## Görev 1
Aşağıdaki soruları karar metnine dayanarak yanıtlayın.
(a) Kararın tarihi nedir?
(b) 170 ada 3 parsel sayılı taşınmazın yüzölçümü kaç metrekaredir?
(c) Keşif raporunda (H3) ile gösterilen kısım kimin adına tescil edilmiştir?
•••••
Yargıtay Kararı 16. Hukuk Dairesi 2020/1916 E. 2020/6395 K. 25.12.2020 T.

YARGITAY KARARI
DAİRE : 16. Hukuk Dairesi
ESAS NO : 2020/1916
KARAR NO : 2020/6395
KARAR TARİHİ : 25.12.2020

MAHKEMESİ :KADASTRO MAHKEMESİ

Taraflar arasında görülen dava sonucunda verilen hükmün Yargıtay’ca incelenmesi istenilmekle; temyiz isteğinin süresinde olduğu anlaşıldı, inceleme raporu ve dosyadaki belgeler okundu, GEREĞİ GÖRÜŞÜLDÜ:

Kadastro sırasında, … İlçesi … Köyü çalışma alanında bulunan 170 ada 3 parsel sayılı 15.427,17 metrekare yüzölçümündeki taşınmazın tesbitine ilişkin uyuşmazlık çıktığından, konu Kadastro Komisyonuna intikal etmiş; Kadastro Komisyonunca, yetkisizlik kararı verilerek tutanak ve ekleri Kadastro Mahkemesine aktarılmıştır. Kadastro mahkemesinde yapılan yargılama sırasında müdahil …, irsen intikal, taksim ve kazandırıcı zamanaşımı zilyetliğine dayanarak davaya katılmıştır. Mahkemece yapılan yargılama sonunda, müdahil davacı …’ın davasının kabulüne, çekişmeli 170 ada 3 parselin, fen bilirkişisi tarafından keşif raporunda (A) harfi ile gösterilen 8065,77 metrekarelik kısmının davacı …, (2) ile gösterilen 5.592,12 metrekarelik kısmının … ve (H3) ile gösterilen 1768,83 metrekarelik kısmının Hazine adına tesciline ve boş bırakılan malik hanesinin bu şekilde doldurulmasına karar verilmiş; hüküm, davacı Hazine temsilcisi, davalı … vekili ve müdahil davacı vekili tarafından temyiz edilmiştir.
Dosya içeriğine, kararın dayandığı delillerle yasaya uygun gerektirici nedenlere ve delillerin takdirinde bir isabetsizlik bulunmamasına göre müdahil davacının tüm, davalı …’nün ise sair temyiz itirazları yerinde değildir.
•••••
## Görev 2
Kayıtların başından "data-label: 1.46 <box>86 62 119 80</box>" ifadesini içeren satıra kadar uzanan bölümü, iki ucu da dahil olmak üzere, hiçbir değişiklik yapmadan alıntılayın.

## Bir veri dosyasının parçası
•••••
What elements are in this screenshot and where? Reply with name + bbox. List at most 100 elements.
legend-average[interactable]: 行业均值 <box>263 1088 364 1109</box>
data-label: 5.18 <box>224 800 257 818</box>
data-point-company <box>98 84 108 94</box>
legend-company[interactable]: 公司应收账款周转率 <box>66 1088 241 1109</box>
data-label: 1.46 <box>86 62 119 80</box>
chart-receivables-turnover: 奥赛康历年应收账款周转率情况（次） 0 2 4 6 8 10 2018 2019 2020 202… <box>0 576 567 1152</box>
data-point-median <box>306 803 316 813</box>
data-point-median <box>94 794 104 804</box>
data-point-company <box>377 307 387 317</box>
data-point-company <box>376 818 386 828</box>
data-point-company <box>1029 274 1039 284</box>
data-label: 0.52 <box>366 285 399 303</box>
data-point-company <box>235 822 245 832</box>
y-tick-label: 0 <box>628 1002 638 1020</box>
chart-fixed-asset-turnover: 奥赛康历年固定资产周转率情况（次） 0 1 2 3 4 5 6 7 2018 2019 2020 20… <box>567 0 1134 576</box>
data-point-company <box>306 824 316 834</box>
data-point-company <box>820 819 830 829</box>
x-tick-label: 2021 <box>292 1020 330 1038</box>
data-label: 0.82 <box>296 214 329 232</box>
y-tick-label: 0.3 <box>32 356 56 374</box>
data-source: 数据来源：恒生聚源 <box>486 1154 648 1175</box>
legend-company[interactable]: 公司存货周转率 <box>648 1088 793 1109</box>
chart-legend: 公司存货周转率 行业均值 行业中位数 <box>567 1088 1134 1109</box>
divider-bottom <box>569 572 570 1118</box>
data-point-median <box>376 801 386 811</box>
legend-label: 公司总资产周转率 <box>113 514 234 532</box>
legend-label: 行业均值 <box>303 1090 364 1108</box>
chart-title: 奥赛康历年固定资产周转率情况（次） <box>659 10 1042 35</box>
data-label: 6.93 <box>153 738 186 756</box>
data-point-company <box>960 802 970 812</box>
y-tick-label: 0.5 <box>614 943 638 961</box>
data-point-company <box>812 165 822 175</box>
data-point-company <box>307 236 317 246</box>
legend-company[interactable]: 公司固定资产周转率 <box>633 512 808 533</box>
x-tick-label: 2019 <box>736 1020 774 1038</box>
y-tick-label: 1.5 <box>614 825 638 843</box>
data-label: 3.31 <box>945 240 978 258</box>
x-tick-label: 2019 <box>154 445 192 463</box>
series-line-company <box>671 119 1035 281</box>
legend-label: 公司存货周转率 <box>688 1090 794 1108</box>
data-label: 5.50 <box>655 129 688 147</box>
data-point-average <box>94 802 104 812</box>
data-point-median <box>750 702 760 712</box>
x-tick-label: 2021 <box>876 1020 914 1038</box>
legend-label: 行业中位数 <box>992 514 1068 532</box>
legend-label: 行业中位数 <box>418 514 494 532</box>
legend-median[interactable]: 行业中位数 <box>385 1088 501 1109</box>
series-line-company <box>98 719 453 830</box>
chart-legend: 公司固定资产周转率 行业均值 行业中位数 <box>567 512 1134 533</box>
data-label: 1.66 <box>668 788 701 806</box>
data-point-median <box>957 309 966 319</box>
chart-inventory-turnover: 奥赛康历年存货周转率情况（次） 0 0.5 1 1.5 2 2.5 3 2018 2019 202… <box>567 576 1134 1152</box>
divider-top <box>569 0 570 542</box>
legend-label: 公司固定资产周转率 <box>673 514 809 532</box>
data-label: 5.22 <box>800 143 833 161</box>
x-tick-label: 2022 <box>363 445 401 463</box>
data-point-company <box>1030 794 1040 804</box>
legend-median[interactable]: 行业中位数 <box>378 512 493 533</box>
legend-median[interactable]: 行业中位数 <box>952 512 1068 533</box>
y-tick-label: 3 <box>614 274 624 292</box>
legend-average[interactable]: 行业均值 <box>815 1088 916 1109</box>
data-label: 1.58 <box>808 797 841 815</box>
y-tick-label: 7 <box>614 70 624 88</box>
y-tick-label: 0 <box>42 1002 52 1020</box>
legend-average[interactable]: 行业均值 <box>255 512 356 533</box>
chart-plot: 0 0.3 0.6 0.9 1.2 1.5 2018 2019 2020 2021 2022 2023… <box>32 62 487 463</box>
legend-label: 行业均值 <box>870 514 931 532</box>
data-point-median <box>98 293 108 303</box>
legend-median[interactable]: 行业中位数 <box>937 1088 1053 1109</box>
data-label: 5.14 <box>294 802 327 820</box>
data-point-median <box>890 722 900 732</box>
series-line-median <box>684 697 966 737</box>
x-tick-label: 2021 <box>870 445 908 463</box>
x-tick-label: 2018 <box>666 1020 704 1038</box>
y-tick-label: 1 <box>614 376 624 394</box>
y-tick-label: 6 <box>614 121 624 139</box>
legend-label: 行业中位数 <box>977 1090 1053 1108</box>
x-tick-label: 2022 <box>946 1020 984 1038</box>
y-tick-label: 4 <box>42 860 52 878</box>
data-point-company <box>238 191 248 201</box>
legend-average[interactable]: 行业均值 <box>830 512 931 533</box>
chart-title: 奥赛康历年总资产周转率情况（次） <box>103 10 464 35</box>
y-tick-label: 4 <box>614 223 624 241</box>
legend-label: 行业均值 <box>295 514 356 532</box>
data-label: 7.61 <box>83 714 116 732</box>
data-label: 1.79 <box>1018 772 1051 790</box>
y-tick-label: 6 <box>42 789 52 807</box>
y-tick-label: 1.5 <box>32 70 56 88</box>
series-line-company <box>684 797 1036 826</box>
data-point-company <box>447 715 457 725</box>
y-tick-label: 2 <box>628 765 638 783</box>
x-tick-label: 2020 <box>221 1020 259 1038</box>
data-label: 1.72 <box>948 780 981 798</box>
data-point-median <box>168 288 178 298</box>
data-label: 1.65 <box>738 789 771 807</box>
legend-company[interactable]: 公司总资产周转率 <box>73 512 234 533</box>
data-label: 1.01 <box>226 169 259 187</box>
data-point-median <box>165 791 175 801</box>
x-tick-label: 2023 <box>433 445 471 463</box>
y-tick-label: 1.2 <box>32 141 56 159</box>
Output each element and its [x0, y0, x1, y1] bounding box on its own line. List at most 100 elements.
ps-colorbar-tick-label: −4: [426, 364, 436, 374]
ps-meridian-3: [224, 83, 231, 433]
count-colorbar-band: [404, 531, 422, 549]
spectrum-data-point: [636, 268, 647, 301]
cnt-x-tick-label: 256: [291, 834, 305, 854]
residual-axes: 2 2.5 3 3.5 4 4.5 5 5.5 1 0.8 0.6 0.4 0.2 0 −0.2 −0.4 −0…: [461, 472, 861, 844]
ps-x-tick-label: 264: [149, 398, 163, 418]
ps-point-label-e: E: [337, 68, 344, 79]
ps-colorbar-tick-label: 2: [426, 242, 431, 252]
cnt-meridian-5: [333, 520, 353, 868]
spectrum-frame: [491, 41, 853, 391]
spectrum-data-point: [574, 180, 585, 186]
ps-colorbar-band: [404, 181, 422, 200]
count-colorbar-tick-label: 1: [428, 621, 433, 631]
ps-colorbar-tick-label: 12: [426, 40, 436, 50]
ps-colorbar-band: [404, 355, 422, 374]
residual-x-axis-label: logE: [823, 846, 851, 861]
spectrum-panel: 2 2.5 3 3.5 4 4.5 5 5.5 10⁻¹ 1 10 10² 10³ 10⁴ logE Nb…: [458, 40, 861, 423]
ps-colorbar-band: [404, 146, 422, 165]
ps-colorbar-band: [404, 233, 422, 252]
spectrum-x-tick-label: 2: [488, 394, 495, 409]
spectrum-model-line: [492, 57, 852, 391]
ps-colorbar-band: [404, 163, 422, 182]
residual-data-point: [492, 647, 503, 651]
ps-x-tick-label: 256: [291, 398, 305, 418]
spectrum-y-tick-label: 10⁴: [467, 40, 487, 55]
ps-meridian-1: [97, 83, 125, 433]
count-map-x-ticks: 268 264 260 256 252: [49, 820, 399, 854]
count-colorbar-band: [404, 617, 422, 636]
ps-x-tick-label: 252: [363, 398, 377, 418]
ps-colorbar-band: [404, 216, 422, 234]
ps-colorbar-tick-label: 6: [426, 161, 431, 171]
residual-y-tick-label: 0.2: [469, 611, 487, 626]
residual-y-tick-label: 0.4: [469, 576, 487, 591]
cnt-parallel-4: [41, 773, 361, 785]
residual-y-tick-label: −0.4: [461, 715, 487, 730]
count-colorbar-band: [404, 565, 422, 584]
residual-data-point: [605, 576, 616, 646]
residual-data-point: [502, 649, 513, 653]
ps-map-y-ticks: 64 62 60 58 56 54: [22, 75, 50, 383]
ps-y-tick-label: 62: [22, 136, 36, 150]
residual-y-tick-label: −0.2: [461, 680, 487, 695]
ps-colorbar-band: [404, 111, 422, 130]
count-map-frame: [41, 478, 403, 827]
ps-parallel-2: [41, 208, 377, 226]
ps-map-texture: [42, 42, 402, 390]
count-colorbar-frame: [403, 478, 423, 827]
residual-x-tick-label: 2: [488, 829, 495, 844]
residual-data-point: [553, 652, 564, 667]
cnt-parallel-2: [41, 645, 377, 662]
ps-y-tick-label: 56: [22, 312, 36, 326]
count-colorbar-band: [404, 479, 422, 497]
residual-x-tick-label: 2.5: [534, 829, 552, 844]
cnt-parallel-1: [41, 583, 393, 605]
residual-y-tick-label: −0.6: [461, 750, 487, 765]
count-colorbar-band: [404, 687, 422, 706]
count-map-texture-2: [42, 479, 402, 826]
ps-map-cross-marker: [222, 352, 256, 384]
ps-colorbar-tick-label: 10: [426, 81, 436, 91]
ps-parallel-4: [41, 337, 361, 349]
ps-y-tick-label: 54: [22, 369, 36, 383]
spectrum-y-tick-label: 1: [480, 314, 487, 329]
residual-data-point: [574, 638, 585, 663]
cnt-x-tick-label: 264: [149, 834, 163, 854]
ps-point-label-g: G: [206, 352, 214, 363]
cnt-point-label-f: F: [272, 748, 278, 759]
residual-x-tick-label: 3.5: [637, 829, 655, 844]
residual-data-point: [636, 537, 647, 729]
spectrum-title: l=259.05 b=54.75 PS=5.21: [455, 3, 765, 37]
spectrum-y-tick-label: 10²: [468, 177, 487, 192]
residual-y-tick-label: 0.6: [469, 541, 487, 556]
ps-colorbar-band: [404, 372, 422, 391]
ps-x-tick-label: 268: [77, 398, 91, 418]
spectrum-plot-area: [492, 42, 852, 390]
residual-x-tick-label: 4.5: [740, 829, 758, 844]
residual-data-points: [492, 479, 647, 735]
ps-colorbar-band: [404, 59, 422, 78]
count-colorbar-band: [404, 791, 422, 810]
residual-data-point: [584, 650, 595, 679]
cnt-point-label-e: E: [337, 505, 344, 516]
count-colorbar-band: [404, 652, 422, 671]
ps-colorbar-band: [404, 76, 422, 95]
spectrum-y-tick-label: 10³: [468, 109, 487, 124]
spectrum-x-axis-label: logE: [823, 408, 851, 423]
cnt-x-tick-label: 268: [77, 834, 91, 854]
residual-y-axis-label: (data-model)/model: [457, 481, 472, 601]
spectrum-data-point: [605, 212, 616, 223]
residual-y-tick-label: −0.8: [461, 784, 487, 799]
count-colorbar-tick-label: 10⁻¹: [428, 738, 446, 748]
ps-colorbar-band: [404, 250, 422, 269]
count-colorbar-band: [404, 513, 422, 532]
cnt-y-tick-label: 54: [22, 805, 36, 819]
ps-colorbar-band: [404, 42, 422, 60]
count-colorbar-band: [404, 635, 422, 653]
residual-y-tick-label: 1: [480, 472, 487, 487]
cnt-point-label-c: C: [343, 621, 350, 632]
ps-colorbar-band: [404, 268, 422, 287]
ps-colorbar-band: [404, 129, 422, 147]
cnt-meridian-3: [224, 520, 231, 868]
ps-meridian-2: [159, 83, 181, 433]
•••••
## Beklenen çıktı 1
(a) 25.12.2020
(b) 15.427,17 metrekare
(c) Hazine

## Beklenen çıktı 2
What elements are in this screenshot and where? Reply with name + bbox. List at most 100 elements.
legend-average[interactable]: 行业均值 <box>263 1088 364 1109</box>
data-label: 5.18 <box>224 800 257 818</box>
data-point-company <box>98 84 108 94</box>
legend-company[interactable]: 公司应收账款周转率 <box>66 1088 241 1109</box>
data-label: 1.46 <box>86 62 119 80</box>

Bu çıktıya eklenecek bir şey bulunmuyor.